Copy out all lines where "Calcular" appears.

**EXTRACTED ENTRIES:**
◇ ◇ ◇ ◇ ◇

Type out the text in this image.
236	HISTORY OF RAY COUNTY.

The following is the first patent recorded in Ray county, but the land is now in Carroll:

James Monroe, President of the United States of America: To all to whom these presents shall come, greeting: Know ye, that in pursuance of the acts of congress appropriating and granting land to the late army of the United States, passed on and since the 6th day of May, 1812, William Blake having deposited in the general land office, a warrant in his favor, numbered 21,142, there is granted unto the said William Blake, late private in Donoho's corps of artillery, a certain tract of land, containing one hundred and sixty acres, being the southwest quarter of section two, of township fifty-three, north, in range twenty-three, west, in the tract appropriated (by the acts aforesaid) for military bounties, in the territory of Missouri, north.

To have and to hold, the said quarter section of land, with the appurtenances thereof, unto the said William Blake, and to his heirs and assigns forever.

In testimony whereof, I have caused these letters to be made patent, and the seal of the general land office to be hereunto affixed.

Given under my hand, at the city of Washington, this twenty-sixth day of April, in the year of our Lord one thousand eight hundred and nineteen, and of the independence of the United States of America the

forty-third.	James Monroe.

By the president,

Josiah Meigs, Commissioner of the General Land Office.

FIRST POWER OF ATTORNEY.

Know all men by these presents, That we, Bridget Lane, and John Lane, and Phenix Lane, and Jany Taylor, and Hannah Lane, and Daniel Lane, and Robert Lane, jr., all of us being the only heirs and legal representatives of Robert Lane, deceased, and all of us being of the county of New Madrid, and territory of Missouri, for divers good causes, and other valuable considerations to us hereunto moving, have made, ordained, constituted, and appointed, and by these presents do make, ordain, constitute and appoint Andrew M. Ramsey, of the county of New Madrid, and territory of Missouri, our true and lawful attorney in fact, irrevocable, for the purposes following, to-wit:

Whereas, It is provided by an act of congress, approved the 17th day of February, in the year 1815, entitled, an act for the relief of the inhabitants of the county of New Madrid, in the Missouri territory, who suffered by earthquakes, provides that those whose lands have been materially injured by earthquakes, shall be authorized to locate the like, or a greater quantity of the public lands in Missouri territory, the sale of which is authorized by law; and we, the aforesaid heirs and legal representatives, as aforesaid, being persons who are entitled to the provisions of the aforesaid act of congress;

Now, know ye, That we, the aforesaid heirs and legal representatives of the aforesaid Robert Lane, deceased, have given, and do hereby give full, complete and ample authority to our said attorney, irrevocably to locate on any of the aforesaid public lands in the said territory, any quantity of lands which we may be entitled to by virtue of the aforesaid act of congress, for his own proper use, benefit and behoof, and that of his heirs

◇ ◇ ◇ ◇ ◇

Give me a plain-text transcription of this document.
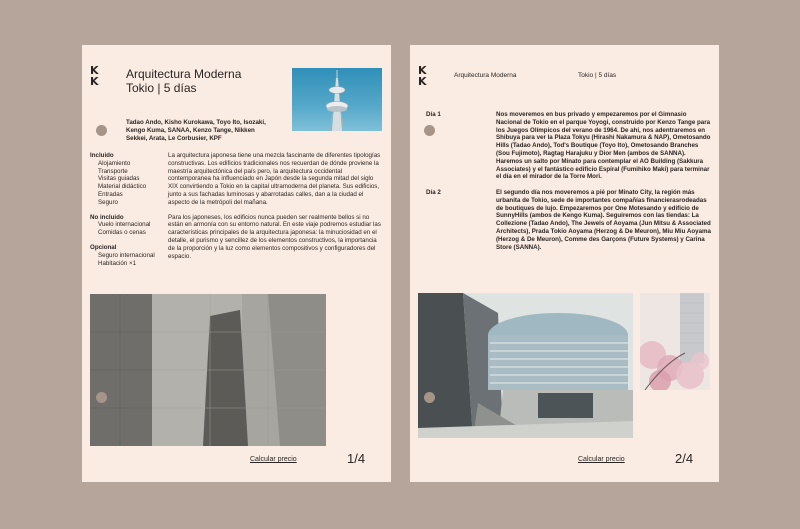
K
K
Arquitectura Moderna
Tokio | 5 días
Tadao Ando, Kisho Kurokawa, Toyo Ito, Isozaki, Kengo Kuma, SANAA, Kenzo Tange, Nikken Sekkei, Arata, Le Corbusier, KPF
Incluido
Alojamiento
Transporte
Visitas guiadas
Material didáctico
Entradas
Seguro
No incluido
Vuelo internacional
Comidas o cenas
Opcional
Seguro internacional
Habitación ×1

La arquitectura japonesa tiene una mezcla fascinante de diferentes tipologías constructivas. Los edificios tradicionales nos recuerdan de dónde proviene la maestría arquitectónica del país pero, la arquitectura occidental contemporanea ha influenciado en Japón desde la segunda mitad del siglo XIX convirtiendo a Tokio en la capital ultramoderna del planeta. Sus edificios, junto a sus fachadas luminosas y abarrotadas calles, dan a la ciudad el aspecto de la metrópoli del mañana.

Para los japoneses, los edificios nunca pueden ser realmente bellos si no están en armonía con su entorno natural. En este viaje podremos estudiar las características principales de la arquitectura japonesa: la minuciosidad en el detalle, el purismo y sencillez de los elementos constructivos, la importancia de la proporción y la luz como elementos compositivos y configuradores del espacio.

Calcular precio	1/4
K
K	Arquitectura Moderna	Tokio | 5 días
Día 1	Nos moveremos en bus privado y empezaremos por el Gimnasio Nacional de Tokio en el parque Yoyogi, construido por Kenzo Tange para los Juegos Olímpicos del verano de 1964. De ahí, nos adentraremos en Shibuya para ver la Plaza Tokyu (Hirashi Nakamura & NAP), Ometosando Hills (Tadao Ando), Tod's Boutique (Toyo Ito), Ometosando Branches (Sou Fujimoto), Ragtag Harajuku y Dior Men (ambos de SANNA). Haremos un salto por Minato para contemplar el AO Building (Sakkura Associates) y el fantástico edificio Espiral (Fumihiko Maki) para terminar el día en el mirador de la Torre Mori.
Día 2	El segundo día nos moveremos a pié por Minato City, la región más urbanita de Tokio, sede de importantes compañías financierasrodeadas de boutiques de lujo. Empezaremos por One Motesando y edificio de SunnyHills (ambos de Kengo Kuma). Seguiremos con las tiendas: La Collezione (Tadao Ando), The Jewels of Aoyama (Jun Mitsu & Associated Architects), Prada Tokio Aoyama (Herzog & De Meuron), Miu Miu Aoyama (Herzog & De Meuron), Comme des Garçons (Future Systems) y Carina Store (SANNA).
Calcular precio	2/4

◇ ◇ ◇ ◇ ◇

**RESULT FOR THIS EXERCISE:**
Calcular precio	1/4
Calcular precio	2/4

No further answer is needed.